_Problem requirements_
In the entries below, identify every line with the string "title" and copy it.

_Figure content listings_

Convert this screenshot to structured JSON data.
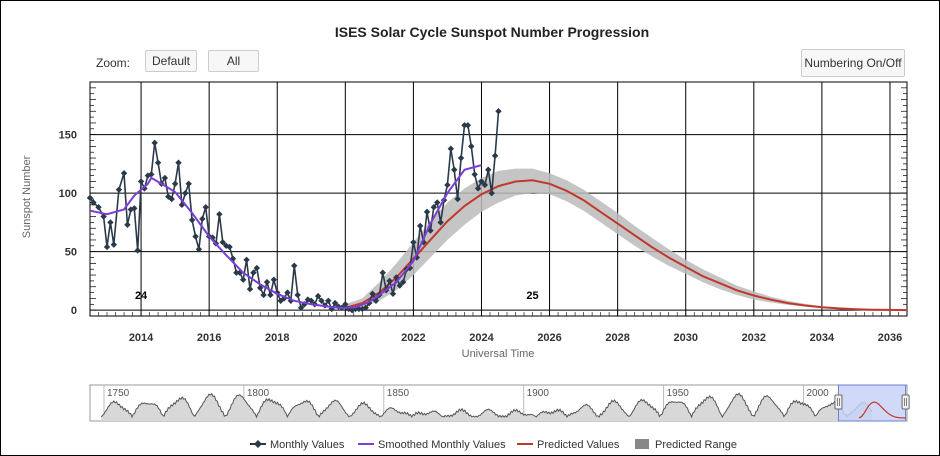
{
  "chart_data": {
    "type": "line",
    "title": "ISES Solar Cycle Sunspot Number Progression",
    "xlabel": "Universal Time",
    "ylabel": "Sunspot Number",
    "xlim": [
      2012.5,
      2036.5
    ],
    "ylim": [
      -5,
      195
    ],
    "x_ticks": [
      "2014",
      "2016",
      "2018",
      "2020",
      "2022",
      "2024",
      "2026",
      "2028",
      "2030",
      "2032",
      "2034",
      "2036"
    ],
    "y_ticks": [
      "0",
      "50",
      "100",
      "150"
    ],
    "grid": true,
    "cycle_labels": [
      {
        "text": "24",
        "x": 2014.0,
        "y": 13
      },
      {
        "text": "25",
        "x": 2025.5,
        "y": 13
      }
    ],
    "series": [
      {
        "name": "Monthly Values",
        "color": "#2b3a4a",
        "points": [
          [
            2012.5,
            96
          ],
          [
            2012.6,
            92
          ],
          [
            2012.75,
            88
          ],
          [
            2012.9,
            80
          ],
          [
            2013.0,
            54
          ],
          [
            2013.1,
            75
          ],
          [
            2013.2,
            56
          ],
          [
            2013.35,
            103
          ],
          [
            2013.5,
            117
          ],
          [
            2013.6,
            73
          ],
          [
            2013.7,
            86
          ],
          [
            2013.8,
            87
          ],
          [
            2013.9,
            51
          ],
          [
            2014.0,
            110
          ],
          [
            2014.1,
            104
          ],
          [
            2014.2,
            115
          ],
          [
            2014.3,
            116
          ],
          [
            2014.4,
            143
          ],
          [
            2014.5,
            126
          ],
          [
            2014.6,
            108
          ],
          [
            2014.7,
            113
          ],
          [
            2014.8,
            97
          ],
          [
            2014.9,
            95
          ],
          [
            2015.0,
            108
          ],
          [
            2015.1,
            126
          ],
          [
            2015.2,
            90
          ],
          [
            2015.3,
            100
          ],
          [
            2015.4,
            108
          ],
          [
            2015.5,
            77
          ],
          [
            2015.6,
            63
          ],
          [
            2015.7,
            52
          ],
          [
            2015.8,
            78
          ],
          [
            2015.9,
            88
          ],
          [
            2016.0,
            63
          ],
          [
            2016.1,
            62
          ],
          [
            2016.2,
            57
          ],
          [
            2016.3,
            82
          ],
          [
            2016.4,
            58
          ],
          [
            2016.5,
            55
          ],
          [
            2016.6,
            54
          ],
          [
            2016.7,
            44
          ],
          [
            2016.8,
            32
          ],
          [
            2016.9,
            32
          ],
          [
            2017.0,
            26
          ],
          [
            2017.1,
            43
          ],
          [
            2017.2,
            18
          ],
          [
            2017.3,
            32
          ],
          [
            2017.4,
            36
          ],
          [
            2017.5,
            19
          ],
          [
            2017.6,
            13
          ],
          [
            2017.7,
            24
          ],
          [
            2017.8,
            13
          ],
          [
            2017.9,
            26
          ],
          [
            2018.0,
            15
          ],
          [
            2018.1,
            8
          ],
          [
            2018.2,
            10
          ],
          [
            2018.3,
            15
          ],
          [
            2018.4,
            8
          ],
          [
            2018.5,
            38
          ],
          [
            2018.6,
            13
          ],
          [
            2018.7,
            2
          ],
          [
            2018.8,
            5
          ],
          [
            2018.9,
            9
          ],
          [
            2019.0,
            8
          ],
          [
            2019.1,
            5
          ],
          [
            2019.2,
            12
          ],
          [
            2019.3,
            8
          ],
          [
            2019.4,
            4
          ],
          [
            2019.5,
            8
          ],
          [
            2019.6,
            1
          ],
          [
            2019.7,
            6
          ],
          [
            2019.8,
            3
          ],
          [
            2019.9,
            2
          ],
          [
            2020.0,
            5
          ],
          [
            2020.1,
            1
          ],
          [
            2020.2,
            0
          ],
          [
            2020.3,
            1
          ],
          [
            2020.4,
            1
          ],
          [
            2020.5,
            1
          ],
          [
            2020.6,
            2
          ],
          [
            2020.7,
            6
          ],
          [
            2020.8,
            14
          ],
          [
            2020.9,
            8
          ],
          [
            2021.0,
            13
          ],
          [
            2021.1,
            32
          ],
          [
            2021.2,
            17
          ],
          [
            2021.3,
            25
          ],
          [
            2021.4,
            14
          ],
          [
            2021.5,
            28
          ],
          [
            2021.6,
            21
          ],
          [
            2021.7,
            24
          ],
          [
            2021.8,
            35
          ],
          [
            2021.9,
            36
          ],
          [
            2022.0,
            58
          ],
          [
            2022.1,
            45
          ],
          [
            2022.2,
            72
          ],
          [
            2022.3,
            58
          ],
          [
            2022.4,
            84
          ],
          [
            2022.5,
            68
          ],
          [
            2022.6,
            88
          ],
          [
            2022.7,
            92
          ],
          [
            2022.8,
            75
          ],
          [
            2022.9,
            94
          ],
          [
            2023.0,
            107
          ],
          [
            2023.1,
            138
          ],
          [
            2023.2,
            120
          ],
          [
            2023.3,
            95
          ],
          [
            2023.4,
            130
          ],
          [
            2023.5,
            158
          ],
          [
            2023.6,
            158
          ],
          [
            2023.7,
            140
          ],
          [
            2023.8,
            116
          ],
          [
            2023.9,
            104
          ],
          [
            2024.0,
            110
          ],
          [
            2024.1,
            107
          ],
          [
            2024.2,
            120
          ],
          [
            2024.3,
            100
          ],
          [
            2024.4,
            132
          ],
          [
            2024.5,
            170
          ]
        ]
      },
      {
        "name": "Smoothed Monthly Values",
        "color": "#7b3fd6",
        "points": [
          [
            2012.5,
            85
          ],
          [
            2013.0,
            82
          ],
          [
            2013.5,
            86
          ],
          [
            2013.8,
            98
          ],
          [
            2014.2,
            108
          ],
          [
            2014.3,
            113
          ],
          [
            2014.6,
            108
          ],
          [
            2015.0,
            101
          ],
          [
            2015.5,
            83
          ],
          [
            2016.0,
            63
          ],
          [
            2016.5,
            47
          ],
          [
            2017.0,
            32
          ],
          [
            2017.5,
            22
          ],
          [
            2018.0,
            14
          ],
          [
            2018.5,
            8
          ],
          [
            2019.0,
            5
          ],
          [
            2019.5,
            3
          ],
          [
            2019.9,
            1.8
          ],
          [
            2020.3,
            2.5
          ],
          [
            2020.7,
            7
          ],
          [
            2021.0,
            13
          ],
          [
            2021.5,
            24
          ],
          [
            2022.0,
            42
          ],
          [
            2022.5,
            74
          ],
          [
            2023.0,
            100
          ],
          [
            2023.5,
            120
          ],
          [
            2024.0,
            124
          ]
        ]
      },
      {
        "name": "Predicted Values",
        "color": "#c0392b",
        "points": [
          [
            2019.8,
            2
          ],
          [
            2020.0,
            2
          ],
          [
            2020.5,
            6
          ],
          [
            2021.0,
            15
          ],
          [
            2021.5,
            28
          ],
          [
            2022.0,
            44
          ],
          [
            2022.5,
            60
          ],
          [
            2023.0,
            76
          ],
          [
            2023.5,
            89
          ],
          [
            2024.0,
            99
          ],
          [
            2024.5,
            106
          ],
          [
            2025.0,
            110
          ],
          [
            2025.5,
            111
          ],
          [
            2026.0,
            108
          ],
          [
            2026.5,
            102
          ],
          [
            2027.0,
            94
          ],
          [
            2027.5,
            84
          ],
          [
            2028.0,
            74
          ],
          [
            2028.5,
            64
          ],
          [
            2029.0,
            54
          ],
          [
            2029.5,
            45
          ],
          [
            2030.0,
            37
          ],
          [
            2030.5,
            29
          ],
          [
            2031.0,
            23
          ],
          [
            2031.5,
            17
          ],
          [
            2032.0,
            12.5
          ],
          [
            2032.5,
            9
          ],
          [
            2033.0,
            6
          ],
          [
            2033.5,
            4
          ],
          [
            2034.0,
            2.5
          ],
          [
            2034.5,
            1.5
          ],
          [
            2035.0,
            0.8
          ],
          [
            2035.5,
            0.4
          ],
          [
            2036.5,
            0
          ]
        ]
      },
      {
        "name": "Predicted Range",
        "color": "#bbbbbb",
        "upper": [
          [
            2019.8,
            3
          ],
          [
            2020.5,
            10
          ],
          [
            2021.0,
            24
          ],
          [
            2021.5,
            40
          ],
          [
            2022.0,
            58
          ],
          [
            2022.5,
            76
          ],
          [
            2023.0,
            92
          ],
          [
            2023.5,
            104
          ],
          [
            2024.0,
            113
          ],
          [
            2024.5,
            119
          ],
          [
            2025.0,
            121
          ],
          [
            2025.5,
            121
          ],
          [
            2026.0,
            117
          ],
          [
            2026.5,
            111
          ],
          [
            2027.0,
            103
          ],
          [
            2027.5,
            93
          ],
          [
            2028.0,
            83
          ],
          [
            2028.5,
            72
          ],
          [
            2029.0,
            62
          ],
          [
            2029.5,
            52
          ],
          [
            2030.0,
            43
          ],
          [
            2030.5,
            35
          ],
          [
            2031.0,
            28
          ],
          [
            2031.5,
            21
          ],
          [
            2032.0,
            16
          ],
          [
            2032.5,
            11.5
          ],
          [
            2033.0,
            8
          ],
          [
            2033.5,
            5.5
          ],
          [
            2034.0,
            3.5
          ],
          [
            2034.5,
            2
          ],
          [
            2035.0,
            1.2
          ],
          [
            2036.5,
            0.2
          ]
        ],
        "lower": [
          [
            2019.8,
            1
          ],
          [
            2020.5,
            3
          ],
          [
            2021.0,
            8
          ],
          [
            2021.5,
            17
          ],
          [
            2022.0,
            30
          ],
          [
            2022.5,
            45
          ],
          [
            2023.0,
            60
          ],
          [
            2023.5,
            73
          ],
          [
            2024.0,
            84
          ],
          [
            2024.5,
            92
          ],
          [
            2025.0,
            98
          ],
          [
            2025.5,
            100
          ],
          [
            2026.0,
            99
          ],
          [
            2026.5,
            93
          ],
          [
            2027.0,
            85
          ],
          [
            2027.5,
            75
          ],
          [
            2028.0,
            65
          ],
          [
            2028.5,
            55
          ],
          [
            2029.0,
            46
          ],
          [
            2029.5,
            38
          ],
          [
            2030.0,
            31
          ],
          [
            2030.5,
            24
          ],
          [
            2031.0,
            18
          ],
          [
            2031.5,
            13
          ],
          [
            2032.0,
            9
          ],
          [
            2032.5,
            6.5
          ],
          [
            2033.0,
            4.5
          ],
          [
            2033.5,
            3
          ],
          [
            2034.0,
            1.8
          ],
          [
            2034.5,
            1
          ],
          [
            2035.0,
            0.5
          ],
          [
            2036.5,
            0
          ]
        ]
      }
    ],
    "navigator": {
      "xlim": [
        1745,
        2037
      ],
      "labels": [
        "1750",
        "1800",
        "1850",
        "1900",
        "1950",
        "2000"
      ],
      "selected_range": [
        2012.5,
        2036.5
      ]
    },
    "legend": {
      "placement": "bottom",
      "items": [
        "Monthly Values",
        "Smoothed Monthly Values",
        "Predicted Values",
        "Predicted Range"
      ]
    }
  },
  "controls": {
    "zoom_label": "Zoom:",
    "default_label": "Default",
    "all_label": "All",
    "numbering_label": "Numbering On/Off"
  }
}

...

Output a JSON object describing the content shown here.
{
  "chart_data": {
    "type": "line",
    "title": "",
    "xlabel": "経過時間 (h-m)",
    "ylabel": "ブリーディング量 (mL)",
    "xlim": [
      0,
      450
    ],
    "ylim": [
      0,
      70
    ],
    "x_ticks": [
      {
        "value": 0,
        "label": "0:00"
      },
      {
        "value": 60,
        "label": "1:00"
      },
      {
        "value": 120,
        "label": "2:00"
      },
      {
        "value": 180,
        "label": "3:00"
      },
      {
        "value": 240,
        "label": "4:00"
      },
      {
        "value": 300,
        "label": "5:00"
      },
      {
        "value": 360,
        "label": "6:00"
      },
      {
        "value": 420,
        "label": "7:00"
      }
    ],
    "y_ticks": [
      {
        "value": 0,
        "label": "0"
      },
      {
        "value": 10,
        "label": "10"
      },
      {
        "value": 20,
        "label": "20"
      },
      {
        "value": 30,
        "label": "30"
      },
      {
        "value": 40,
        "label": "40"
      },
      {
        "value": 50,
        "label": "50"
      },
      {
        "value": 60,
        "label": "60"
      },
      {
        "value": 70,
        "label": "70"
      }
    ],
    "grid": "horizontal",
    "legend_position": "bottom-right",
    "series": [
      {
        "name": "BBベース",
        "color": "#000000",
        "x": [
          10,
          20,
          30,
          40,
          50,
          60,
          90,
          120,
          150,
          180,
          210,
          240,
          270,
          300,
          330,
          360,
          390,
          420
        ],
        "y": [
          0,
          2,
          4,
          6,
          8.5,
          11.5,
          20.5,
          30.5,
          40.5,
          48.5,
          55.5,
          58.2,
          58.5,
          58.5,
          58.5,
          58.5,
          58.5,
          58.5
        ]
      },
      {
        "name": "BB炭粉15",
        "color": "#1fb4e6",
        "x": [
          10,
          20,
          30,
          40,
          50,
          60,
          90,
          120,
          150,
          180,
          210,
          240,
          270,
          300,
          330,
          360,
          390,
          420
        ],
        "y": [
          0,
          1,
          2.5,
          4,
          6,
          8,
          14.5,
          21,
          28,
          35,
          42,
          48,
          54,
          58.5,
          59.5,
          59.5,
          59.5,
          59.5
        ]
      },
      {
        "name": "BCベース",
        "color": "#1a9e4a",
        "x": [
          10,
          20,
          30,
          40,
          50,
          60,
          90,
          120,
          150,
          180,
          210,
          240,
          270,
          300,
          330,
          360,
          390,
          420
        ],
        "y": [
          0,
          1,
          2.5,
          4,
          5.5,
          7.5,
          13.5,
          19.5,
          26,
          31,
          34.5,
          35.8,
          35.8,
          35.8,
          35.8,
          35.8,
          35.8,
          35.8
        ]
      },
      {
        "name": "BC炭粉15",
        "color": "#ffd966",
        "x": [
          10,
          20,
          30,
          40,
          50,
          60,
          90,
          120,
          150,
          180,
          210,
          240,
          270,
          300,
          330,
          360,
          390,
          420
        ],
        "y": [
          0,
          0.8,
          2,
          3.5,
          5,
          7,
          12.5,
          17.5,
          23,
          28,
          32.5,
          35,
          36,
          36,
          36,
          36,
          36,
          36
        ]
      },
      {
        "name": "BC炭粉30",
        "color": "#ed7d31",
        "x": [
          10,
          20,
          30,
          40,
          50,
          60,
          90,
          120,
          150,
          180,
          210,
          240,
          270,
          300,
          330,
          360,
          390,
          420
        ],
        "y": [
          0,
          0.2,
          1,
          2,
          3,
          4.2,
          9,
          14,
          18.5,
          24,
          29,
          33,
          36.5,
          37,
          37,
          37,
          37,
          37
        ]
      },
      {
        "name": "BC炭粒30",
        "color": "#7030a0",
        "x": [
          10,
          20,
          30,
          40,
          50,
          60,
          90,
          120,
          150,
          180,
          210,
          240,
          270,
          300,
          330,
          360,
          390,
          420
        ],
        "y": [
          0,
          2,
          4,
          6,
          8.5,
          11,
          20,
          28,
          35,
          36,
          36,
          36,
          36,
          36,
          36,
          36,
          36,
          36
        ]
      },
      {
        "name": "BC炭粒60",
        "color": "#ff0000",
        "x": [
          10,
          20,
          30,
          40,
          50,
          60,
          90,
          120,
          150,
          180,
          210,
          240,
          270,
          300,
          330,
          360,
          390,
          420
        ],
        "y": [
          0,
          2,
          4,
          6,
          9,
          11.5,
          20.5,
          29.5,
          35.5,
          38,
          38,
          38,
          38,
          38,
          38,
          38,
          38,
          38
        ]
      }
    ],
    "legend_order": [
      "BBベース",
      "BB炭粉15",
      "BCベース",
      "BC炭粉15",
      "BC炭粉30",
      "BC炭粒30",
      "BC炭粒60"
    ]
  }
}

_Response for this exercise_
    "title": "ISES Solar Cycle Sunspot Number Progression",
    "title": "",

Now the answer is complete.